WHAT YOU ARE ASKED TO DO -> Copying each record below exactly is the whole task.

INPUT DATA ->
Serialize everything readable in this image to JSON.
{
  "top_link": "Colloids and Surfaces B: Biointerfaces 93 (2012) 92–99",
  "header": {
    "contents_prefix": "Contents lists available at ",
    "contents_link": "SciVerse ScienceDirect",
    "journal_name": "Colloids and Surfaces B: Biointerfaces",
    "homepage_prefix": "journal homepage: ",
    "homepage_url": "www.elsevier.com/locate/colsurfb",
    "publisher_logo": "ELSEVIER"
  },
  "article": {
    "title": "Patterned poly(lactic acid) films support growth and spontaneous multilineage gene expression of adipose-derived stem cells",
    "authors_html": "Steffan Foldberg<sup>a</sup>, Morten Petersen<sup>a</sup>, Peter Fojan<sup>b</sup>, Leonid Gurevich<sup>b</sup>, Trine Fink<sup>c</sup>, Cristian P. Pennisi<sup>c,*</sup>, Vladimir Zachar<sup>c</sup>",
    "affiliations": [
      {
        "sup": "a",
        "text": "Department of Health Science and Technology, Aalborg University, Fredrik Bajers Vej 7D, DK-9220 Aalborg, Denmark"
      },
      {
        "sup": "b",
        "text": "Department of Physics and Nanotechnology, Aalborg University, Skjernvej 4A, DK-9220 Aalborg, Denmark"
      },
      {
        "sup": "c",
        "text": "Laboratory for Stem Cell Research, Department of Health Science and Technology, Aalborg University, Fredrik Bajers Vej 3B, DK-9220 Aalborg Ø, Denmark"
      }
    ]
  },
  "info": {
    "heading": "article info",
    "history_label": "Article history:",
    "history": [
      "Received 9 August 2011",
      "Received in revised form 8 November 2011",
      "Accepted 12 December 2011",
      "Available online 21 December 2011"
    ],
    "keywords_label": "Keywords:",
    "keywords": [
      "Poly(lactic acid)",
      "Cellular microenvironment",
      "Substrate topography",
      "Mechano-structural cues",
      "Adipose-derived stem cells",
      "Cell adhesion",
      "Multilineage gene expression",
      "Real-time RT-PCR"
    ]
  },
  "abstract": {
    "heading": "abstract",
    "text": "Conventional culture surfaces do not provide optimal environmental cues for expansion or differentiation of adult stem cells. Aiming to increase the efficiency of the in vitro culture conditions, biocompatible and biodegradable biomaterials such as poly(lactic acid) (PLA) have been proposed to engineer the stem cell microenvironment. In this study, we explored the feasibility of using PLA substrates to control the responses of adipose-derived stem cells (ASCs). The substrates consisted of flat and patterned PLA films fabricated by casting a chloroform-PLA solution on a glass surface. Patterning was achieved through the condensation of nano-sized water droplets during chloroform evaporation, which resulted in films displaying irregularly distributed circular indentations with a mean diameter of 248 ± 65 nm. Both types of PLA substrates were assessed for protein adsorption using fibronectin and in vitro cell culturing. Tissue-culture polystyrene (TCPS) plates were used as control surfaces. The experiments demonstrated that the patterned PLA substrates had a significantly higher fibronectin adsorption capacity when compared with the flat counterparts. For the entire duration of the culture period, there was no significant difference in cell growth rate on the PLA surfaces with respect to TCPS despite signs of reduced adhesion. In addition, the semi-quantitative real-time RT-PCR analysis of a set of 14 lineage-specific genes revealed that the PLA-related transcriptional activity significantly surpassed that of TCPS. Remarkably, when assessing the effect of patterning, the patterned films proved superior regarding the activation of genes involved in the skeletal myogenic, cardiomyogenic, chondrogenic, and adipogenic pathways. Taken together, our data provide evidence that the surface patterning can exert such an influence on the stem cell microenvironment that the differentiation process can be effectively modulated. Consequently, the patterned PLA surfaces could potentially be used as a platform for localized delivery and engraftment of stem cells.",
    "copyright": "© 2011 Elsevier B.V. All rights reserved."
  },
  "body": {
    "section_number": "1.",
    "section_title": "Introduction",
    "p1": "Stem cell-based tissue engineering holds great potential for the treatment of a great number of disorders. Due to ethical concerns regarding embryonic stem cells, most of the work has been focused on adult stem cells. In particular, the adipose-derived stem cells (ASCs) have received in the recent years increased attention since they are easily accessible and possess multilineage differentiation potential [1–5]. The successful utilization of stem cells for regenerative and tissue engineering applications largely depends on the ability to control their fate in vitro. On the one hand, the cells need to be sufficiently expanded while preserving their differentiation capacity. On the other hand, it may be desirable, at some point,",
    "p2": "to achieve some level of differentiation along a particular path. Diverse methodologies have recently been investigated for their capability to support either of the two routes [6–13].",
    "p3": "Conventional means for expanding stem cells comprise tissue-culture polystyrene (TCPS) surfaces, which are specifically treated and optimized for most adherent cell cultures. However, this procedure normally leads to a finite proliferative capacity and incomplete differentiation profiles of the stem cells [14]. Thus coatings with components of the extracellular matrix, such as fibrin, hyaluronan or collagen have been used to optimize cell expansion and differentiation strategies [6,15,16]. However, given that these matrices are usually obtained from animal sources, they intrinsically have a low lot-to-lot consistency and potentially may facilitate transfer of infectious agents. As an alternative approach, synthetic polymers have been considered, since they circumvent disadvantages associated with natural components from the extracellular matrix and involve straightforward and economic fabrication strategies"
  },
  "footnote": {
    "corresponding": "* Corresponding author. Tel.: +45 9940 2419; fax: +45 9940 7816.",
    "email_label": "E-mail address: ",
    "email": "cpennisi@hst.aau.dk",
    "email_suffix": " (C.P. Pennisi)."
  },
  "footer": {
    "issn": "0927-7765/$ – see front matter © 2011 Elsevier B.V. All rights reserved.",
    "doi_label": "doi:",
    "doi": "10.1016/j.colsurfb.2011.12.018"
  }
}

RESULT OF THE TASK ->
Serialize everything readable in this image to JSON.
{
  "top_link": "Colloids and Surfaces B: Biointerfaces 93 (2012) 92–99",
  "header": {
    "contents_prefix": "Contents lists available at ",
    "contents_link": "SciVerse ScienceDirect",
    "journal_name": "Colloids and Surfaces B: Biointerfaces",
    "homepage_prefix": "journal homepage: ",
    "homepage_url": "www.elsevier.com/locate/colsurfb",
    "publisher_logo": "ELSEVIER"
  },
  "article": {
    "title": "Patterned poly(lactic acid) films support growth and spontaneous multilineage gene expression of adipose-derived stem cells",
    "authors_html": "Steffan Foldberg<sup>a</sup>, Morten Petersen<sup>a</sup>, Peter Fojan<sup>b</sup>, Leonid Gurevich<sup>b</sup>, Trine Fink<sup>c</sup>, Cristian P. Pennisi<sup>c,*</sup>, Vladimir Zachar<sup>c</sup>",
    "affiliations": [
      {
        "sup": "a",
        "text": "Department of Health Science and Technology, Aalborg University, Fredrik Bajers Vej 7D, DK-9220 Aalborg, Denmark"
      },
      {
        "sup": "b",
        "text": "Department of Physics and Nanotechnology, Aalborg University, Skjernvej 4A, DK-9220 Aalborg, Denmark"
      },
      {
        "sup": "c",
        "text": "Laboratory for Stem Cell Research, Department of Health Science and Technology, Aalborg University, Fredrik Bajers Vej 3B, DK-9220 Aalborg Ø, Denmark"
      }
    ]
  },
  "info": {
    "heading": "article info",
    "history_label": "Article history:",
    "history": [
      "Received 9 August 2011",
      "Received in revised form 8 November 2011",
      "Accepted 12 December 2011",
      "Available online 21 December 2011"
    ],
    "keywords_label": "Keywords:",
    "keywords": [
      "Poly(lactic acid)",
      "Cellular microenvironment",
      "Substrate topography",
      "Mechano-structural cues",
      "Adipose-derived stem cells",
      "Cell adhesion",
      "Multilineage gene expression",
      "Real-time RT-PCR"
    ]
  },
  "abstract": {
    "heading": "abstract",
    "text": "Conventional culture surfaces do not provide optimal environmental cues for expansion or differentiation of adult stem cells. Aiming to increase the efficiency of the in vitro culture conditions, biocompatible and biodegradable biomaterials such as poly(lactic acid) (PLA) have been proposed to engineer the stem cell microenvironment. In this study, we explored the feasibility of using PLA substrates to control the responses of adipose-derived stem cells (ASCs). The substrates consisted of flat and patterned PLA films fabricated by casting a chloroform-PLA solution on a glass surface. Patterning was achieved through the condensation of nano-sized water droplets during chloroform evaporation, which resulted in films displaying irregularly distributed circular indentations with a mean diameter of 248 ± 65 nm. Both types of PLA substrates were assessed for protein adsorption using fibronectin and in vitro cell culturing. Tissue-culture polystyrene (TCPS) plates were used as control surfaces. The experiments demonstrated that the patterned PLA substrates had a significantly higher fibronectin adsorption capacity when compared with the flat counterparts. For the entire duration of the culture period, there was no significant difference in cell growth rate on the PLA surfaces with respect to TCPS despite signs of reduced adhesion. In addition, the semi-quantitative real-time RT-PCR analysis of a set of 14 lineage-specific genes revealed that the PLA-related transcriptional activity significantly surpassed that of TCPS. Remarkably, when assessing the effect of patterning, the patterned films proved superior regarding the activation of genes involved in the skeletal myogenic, cardiomyogenic, chondrogenic, and adipogenic pathways. Taken together, our data provide evidence that the surface patterning can exert such an influence on the stem cell microenvironment that the differentiation process can be effectively modulated. Consequently, the patterned PLA surfaces could potentially be used as a platform for localized delivery and engraftment of stem cells.",
    "copyright": "© 2011 Elsevier B.V. All rights reserved."
  },
  "body": {
    "section_number": "1.",
    "section_title": "Introduction",
    "p1": "Stem cell-based tissue engineering holds great potential for the treatment of a great number of disorders. Due to ethical concerns regarding embryonic stem cells, most of the work has been focused on adult stem cells. In particular, the adipose-derived stem cells (ASCs) have received in the recent years increased attention since they are easily accessible and possess multilineage differentiation potential [1–5]. The successful utilization of stem cells for regenerative and tissue engineering applications largely depends on the ability to control their fate in vitro. On the one hand, the cells need to be sufficiently expanded while preserving their differentiation capacity. On the other hand, it may be desirable, at some point,",
    "p2": "to achieve some level of differentiation along a particular path. Diverse methodologies have recently been investigated for their capability to support either of the two routes [6–13].",
    "p3": "Conventional means for expanding stem cells comprise tissue-culture polystyrene (TCPS) surfaces, which are specifically treated and optimized for most adherent cell cultures. However, this procedure normally leads to a finite proliferative capacity and incomplete differentiation profiles of the stem cells [14]. Thus coatings with components of the extracellular matrix, such as fibrin, hyaluronan or collagen have been used to optimize cell expansion and differentiation strategies [6,15,16]. However, given that these matrices are usually obtained from animal sources, they intrinsically have a low lot-to-lot consistency and potentially may facilitate transfer of infectious agents. As an alternative approach, synthetic polymers have been considered, since they circumvent disadvantages associated with natural components from the extracellular matrix and involve straightforward and economic fabrication strategies"
  },
  "footnote": {
    "corresponding": "* Corresponding author. Tel.: +45 9940 2419; fax: +45 9940 7816.",
    "email_label": "E-mail address: ",
    "email": "cpennisi@hst.aau.dk",
    "email_suffix": " (C.P. Pennisi)."
  },
  "footer": {
    "issn": "0927-7765/$ – see front matter © 2011 Elsevier B.V. All rights reserved.",
    "doi_label": "doi:",
    "doi": "10.1016/j.colsurfb.2011.12.018"
  }
}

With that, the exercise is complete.